### Stated task
Repeat each record exactly. Any picture gets left out.

### Provided data
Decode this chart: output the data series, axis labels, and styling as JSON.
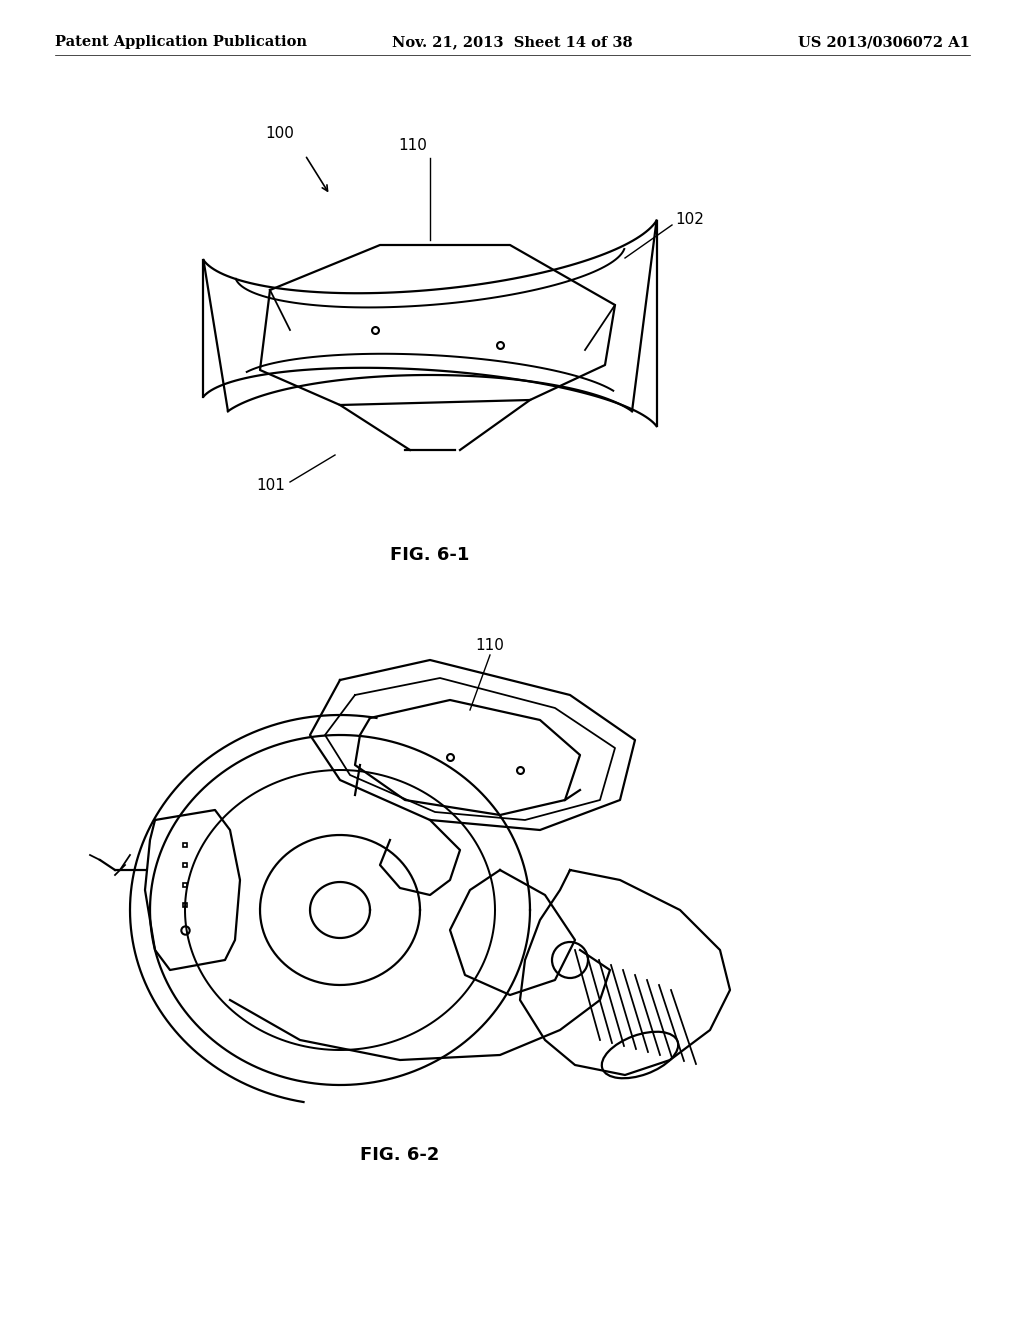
{
  "page_title_left": "Patent Application Publication",
  "page_title_mid": "Nov. 21, 2013  Sheet 14 of 38",
  "page_title_right": "US 2013/0306072 A1",
  "fig1_label": "FIG. 6-1",
  "fig2_label": "FIG. 6-2",
  "label_100": "100",
  "label_101": "101",
  "label_102": "102",
  "label_110_top": "110",
  "label_110_bot": "110",
  "background": "#ffffff",
  "line_color": "#000000",
  "font_size_header": 10.5,
  "font_size_label": 11,
  "font_size_fig": 13
}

### Result
Decode this chart: output the data series, axis labels, and styling as JSON.
{
  "page_title_left": "Patent Application Publication",
  "page_title_mid": "Nov. 21, 2013  Sheet 14 of 38",
  "page_title_right": "US 2013/0306072 A1",
  "fig1_label": "FIG. 6-1",
  "fig2_label": "FIG. 6-2",
  "label_100": "100",
  "label_101": "101",
  "label_102": "102",
  "label_110_top": "110",
  "label_110_bot": "110",
  "background": "#ffffff",
  "line_color": "#000000",
  "font_size_header": 10.5,
  "font_size_label": 11,
  "font_size_fig": 13
}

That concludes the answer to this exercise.